Copy every line of the data exactly, leaving nothing out.

[START OF RECORDS SUPPLIED]

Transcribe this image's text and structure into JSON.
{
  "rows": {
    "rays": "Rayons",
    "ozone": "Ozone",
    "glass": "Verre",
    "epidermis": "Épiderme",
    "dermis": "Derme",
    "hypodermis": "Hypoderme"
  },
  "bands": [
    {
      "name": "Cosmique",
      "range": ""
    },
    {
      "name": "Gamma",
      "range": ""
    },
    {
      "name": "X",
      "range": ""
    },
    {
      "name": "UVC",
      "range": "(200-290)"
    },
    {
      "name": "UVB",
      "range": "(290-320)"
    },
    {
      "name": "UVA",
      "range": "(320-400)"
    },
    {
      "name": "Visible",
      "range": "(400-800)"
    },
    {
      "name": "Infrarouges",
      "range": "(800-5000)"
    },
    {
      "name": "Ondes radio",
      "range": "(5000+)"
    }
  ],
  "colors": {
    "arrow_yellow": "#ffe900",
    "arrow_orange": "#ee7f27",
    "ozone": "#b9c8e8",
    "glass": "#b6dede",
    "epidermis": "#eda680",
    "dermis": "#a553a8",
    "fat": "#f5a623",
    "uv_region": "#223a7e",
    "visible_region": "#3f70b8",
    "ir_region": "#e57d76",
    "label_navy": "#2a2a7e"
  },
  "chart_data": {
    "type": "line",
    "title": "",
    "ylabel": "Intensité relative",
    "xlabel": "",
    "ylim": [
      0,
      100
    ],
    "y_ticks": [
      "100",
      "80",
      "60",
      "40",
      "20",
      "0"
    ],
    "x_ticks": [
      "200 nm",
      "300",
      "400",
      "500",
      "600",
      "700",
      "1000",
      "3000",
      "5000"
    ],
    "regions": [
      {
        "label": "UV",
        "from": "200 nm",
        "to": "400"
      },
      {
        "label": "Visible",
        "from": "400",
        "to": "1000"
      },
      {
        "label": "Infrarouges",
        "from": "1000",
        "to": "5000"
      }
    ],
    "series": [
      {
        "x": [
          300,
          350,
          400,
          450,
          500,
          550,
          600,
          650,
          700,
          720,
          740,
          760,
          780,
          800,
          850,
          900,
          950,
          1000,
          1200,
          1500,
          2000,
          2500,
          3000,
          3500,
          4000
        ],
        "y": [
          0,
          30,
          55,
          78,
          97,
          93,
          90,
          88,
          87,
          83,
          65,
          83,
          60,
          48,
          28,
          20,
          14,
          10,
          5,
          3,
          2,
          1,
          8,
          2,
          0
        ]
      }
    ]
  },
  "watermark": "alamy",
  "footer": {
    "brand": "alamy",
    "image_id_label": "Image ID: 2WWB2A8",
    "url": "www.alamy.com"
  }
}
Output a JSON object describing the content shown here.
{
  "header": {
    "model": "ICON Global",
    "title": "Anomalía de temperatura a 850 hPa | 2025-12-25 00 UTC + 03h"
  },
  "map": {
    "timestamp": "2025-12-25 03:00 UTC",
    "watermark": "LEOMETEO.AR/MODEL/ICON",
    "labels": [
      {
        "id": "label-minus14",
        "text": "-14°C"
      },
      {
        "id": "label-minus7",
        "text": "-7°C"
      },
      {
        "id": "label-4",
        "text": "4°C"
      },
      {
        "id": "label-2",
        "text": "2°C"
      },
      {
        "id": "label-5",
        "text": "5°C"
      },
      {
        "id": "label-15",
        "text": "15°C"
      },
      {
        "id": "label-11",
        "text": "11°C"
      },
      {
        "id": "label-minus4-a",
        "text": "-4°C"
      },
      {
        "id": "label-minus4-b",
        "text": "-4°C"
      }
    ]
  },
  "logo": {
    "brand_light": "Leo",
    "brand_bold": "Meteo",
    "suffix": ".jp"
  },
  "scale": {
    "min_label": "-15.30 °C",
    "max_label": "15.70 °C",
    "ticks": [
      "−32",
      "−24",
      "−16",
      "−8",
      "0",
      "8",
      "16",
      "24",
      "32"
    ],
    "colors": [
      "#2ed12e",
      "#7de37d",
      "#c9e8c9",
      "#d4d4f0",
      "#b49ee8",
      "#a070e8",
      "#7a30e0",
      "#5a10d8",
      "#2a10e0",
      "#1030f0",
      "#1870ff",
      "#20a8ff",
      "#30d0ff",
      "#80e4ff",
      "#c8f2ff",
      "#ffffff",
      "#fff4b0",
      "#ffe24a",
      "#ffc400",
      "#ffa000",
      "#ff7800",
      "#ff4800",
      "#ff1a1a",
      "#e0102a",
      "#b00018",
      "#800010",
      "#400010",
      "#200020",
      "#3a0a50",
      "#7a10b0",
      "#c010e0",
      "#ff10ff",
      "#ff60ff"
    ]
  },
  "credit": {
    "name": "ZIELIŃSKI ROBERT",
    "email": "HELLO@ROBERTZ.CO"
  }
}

[END OF RECORDS SUPPLIED]

WRITTEN ANSWER:
Transcribe this image's text and structure into JSON.
{
  "rows": {
    "rays": "Rayons",
    "ozone": "Ozone",
    "glass": "Verre",
    "epidermis": "Épiderme",
    "dermis": "Derme",
    "hypodermis": "Hypoderme"
  },
  "bands": [
    {
      "name": "Cosmique",
      "range": ""
    },
    {
      "name": "Gamma",
      "range": ""
    },
    {
      "name": "X",
      "range": ""
    },
    {
      "name": "UVC",
      "range": "(200-290)"
    },
    {
      "name": "UVB",
      "range": "(290-320)"
    },
    {
      "name": "UVA",
      "range": "(320-400)"
    },
    {
      "name": "Visible",
      "range": "(400-800)"
    },
    {
      "name": "Infrarouges",
      "range": "(800-5000)"
    },
    {
      "name": "Ondes radio",
      "range": "(5000+)"
    }
  ],
  "colors": {
    "arrow_yellow": "#ffe900",
    "arrow_orange": "#ee7f27",
    "ozone": "#b9c8e8",
    "glass": "#b6dede",
    "epidermis": "#eda680",
    "dermis": "#a553a8",
    "fat": "#f5a623",
    "uv_region": "#223a7e",
    "visible_region": "#3f70b8",
    "ir_region": "#e57d76",
    "label_navy": "#2a2a7e"
  },
  "chart_data": {
    "type": "line",
    "title": "",
    "ylabel": "Intensité relative",
    "xlabel": "",
    "ylim": [
      0,
      100
    ],
    "y_ticks": [
      "100",
      "80",
      "60",
      "40",
      "20",
      "0"
    ],
    "x_ticks": [
      "200 nm",
      "300",
      "400",
      "500",
      "600",
      "700",
      "1000",
      "3000",
      "5000"
    ],
    "regions": [
      {
        "label": "UV",
        "from": "200 nm",
        "to": "400"
      },
      {
        "label": "Visible",
        "from": "400",
        "to": "1000"
      },
      {
        "label": "Infrarouges",
        "from": "1000",
        "to": "5000"
      }
    ],
    "series": [
      {
        "x": [
          300,
          350,
          400,
          450,
          500,
          550,
          600,
          650,
          700,
          720,
          740,
          760,
          780,
          800,
          850,
          900,
          950,
          1000,
          1200,
          1500,
          2000,
          2500,
          3000,
          3500,
          4000
        ],
        "y": [
          0,
          30,
          55,
          78,
          97,
          93,
          90,
          88,
          87,
          83,
          65,
          83,
          60,
          48,
          28,
          20,
          14,
          10,
          5,
          3,
          2,
          1,
          8,
          2,
          0
        ]
      }
    ]
  },
  "watermark": "alamy",
  "footer": {
    "brand": "alamy",
    "image_id_label": "Image ID: 2WWB2A8",
    "url": "www.alamy.com"
  }
}
Output a JSON object describing the content shown here.
{
  "header": {
    "model": "ICON Global",
    "title": "Anomalía de temperatura a 850 hPa | 2025-12-25 00 UTC + 03h"
  },
  "map": {
    "timestamp": "2025-12-25 03:00 UTC",
    "watermark": "LEOMETEO.AR/MODEL/ICON",
    "labels": [
      {
        "id": "label-minus14",
        "text": "-14°C"
      },
      {
        "id": "label-minus7",
        "text": "-7°C"
      },
      {
        "id": "label-4",
        "text": "4°C"
      },
      {
        "id": "label-2",
        "text": "2°C"
      },
      {
        "id": "label-5",
        "text": "5°C"
      },
      {
        "id": "label-15",
        "text": "15°C"
      },
      {
        "id": "label-11",
        "text": "11°C"
      },
      {
        "id": "label-minus4-a",
        "text": "-4°C"
      },
      {
        "id": "label-minus4-b",
        "text": "-4°C"
      }
    ]
  },
  "logo": {
    "brand_light": "Leo",
    "brand_bold": "Meteo",
    "suffix": ".jp"
  },
  "scale": {
    "min_label": "-15.30 °C",
    "max_label": "15.70 °C",
    "ticks": [
      "−32",
      "−24",
      "−16",
      "−8",
      "0",
      "8",
      "16",
      "24",
      "32"
    ],
    "colors": [
      "#2ed12e",
      "#7de37d",
      "#c9e8c9",
      "#d4d4f0",
      "#b49ee8",
      "#a070e8",
      "#7a30e0",
      "#5a10d8",
      "#2a10e0",
      "#1030f0",
      "#1870ff",
      "#20a8ff",
      "#30d0ff",
      "#80e4ff",
      "#c8f2ff",
      "#ffffff",
      "#fff4b0",
      "#ffe24a",
      "#ffc400",
      "#ffa000",
      "#ff7800",
      "#ff4800",
      "#ff1a1a",
      "#e0102a",
      "#b00018",
      "#800010",
      "#400010",
      "#200020",
      "#3a0a50",
      "#7a10b0",
      "#c010e0",
      "#ff10ff",
      "#ff60ff"
    ]
  },
  "credit": {
    "name": "ZIELIŃSKI ROBERT",
    "email": "HELLO@ROBERTZ.CO"
  }
}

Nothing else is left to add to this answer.